SOURCE DATA -
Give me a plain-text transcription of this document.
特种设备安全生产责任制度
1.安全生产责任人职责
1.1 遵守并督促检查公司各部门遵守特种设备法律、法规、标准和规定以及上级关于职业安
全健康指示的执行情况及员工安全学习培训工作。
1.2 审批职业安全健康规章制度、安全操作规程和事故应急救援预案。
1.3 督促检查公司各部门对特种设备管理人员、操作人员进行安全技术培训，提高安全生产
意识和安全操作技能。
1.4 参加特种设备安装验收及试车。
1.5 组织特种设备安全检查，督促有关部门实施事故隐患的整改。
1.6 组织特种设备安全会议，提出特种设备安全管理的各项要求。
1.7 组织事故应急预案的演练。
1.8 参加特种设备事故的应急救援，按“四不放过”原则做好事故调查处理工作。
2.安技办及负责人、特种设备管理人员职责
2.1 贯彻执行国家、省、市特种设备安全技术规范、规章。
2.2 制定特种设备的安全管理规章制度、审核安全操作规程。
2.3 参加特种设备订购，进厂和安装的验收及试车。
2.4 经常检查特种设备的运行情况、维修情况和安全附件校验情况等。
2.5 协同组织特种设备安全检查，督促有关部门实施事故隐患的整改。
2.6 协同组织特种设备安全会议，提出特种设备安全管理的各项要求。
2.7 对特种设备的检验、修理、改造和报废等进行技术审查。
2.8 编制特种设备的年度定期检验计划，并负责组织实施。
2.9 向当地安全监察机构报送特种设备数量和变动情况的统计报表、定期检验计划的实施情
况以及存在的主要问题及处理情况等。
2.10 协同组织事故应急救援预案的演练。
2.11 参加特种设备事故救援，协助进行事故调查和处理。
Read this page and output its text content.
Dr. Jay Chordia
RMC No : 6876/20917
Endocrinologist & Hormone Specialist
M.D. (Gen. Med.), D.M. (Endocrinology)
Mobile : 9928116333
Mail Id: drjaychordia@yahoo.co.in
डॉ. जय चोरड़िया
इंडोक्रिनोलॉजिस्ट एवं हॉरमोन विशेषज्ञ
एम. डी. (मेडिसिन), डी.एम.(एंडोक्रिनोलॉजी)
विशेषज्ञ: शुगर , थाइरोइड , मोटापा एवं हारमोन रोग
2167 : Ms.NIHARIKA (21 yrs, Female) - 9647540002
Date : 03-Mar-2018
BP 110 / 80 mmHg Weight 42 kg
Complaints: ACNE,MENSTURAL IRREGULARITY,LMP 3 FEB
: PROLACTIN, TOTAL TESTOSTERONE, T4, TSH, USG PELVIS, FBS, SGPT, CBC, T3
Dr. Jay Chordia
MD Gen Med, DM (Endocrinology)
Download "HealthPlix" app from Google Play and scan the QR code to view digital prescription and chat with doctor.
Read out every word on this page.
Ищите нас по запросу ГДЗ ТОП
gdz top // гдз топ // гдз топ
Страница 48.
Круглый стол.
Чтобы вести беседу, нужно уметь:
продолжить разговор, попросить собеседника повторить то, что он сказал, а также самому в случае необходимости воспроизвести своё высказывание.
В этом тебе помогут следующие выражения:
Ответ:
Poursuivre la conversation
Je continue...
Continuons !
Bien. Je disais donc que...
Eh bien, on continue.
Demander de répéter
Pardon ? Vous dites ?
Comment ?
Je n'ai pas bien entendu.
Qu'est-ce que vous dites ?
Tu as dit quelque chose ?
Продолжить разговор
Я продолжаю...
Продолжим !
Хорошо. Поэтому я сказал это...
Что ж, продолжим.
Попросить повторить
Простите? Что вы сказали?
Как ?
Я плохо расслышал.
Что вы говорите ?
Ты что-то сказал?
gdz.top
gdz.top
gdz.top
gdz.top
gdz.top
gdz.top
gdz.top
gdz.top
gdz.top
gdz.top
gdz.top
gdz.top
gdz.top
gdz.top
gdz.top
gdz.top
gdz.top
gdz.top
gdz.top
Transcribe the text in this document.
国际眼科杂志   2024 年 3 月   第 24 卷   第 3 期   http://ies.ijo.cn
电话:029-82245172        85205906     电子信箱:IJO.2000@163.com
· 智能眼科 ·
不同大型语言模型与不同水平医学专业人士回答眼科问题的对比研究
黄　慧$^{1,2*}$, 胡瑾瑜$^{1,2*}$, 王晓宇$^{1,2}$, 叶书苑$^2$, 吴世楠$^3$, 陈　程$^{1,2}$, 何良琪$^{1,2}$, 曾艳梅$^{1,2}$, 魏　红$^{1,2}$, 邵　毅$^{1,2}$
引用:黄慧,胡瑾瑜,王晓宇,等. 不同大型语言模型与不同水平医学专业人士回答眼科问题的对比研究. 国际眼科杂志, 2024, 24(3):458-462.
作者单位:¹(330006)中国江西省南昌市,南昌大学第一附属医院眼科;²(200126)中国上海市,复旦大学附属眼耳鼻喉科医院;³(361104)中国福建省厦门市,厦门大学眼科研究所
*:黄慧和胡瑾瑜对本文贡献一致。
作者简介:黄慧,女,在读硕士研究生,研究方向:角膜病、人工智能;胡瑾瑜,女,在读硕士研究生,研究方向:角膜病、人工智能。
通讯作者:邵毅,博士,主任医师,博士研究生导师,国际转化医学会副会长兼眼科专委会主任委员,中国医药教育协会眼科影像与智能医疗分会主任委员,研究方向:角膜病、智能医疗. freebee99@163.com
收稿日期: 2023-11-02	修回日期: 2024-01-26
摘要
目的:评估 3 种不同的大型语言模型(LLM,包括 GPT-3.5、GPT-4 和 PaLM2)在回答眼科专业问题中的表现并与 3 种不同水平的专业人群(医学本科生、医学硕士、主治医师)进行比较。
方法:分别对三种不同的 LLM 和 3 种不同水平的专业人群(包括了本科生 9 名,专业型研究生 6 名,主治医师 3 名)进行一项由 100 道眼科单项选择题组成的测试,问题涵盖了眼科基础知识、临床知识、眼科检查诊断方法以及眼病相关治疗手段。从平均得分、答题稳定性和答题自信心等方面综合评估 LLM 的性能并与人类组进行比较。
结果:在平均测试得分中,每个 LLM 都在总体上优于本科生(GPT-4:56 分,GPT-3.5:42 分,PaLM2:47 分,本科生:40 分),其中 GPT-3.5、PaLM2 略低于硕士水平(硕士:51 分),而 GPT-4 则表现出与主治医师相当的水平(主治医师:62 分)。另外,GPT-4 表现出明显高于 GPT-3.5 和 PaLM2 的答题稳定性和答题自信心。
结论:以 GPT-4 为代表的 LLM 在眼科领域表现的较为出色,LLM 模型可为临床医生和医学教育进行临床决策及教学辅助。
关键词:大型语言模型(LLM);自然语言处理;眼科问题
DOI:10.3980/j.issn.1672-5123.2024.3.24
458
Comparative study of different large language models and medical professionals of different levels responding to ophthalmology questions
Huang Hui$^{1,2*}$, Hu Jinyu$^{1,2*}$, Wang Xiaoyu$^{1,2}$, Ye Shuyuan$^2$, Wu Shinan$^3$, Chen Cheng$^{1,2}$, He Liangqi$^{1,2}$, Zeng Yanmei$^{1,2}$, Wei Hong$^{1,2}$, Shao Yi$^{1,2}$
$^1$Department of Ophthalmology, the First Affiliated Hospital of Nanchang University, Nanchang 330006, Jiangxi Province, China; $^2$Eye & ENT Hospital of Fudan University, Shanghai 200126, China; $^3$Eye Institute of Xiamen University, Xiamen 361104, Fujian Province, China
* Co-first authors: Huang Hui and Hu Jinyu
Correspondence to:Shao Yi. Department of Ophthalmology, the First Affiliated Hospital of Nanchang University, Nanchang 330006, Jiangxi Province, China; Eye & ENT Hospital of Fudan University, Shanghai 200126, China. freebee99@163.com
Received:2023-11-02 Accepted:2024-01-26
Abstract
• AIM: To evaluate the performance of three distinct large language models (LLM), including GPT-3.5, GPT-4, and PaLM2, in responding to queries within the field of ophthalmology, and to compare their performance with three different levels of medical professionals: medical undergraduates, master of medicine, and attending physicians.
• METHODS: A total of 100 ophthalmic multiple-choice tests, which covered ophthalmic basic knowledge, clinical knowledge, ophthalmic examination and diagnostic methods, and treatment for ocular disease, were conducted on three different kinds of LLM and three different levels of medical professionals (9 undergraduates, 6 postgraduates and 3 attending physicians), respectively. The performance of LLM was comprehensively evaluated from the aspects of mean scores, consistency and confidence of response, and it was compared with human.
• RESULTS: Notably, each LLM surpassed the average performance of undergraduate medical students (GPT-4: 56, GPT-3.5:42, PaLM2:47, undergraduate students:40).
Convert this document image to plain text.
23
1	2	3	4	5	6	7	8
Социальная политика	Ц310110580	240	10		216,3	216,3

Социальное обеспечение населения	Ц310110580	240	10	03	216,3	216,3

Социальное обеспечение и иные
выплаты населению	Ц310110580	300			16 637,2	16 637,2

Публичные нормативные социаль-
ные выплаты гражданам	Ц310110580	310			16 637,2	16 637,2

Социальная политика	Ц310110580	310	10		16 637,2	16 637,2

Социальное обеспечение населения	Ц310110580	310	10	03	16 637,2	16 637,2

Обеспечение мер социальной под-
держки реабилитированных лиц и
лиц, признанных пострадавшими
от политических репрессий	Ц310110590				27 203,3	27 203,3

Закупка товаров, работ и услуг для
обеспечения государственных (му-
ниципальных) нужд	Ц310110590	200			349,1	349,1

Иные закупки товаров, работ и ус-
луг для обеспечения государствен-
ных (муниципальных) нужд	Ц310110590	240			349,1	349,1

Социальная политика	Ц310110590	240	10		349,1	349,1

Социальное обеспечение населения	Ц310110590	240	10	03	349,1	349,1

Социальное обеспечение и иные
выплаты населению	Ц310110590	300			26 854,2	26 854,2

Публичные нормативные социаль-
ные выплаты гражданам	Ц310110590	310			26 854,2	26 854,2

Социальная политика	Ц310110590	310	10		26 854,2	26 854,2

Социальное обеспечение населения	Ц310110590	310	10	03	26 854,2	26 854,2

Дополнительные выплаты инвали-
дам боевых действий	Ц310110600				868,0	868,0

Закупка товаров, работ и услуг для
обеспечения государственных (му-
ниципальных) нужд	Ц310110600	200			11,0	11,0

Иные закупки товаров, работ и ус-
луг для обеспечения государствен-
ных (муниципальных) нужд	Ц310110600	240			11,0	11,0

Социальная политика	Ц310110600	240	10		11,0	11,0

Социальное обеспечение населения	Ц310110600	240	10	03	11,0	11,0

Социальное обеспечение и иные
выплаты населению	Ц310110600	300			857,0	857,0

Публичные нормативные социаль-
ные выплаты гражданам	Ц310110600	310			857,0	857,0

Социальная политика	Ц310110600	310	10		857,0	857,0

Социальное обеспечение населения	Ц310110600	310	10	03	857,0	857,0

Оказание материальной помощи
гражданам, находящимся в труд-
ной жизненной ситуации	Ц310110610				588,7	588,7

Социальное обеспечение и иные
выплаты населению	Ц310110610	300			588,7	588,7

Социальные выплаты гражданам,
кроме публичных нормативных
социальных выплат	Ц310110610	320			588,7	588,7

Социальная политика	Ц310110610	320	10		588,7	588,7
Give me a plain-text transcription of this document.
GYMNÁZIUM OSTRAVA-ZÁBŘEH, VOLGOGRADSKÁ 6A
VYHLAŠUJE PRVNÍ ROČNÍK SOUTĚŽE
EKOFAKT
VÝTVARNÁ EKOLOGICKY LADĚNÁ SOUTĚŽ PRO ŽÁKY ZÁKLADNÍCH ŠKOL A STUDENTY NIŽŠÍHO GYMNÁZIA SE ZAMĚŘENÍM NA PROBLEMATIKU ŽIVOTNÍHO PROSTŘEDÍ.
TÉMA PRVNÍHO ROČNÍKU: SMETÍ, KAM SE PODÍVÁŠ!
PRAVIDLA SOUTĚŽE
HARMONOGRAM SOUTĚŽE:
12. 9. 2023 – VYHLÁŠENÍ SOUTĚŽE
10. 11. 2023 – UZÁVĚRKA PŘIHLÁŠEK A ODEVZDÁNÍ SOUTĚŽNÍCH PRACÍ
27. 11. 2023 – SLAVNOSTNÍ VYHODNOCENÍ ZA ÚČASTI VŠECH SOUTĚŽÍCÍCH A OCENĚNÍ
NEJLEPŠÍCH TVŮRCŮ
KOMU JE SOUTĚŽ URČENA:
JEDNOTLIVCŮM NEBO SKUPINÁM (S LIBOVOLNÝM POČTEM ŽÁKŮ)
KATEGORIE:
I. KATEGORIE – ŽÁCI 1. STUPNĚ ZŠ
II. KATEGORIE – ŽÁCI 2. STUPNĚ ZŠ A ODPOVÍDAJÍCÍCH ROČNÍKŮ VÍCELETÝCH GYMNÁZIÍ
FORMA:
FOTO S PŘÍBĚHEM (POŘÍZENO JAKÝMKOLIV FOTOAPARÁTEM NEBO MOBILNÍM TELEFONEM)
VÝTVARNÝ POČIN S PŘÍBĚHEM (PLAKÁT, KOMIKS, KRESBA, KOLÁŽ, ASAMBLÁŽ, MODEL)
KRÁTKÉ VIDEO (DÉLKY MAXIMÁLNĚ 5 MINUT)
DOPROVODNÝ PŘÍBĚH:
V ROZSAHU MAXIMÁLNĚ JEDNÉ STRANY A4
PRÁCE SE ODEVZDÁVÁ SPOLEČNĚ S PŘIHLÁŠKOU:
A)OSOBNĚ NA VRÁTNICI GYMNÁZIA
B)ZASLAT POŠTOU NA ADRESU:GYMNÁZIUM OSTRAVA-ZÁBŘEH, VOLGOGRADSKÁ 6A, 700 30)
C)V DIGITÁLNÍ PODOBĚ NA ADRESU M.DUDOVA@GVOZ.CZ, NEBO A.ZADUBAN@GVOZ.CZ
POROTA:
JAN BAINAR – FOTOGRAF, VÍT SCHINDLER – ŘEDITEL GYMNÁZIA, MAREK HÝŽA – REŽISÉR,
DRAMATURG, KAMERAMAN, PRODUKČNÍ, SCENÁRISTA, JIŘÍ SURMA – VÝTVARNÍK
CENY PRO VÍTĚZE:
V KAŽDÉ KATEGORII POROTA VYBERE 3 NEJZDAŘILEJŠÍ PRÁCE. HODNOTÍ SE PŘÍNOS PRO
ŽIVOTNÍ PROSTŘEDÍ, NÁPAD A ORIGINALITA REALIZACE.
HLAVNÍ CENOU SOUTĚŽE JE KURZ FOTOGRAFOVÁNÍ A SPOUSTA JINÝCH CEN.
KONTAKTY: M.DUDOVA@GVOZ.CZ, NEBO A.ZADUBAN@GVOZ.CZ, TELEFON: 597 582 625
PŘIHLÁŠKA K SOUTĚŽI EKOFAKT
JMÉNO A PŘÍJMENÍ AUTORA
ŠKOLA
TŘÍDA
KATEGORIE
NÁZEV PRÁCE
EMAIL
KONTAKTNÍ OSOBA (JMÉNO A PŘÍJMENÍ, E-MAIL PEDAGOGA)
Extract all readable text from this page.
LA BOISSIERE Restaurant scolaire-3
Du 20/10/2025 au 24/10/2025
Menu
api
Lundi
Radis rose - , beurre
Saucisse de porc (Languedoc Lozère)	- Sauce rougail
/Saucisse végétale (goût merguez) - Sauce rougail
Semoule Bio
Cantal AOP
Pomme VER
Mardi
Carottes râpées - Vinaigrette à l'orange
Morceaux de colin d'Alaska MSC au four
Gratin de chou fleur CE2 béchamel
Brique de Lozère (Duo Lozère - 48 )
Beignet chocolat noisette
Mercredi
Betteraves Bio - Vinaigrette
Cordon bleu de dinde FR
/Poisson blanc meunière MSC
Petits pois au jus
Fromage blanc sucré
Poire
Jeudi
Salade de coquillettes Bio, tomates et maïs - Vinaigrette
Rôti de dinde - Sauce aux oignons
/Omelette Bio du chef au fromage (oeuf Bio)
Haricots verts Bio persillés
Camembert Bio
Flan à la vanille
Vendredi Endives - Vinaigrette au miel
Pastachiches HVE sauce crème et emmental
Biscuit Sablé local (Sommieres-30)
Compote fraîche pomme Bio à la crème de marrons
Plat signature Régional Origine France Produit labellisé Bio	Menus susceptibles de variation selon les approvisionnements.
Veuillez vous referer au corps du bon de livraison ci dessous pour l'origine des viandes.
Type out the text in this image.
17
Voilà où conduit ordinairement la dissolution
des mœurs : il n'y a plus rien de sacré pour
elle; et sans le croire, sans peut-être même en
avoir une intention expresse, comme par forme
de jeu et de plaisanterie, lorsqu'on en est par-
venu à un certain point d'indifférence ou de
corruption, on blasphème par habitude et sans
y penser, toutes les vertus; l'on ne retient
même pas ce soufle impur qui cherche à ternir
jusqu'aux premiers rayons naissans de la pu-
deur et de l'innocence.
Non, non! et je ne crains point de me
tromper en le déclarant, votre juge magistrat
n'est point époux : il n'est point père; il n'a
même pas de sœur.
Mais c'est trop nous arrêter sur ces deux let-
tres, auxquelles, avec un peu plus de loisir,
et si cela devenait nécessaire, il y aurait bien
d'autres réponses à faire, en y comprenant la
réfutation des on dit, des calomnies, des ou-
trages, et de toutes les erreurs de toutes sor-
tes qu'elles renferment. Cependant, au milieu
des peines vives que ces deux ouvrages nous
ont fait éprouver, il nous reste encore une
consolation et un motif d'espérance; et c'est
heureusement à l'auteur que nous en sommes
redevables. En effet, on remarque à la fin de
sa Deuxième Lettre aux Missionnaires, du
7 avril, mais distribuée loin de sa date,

GIVEN TASK - Tell how many lines of the material above hold "document", answering with a bare number.

RESULT OF THIS TASK - 4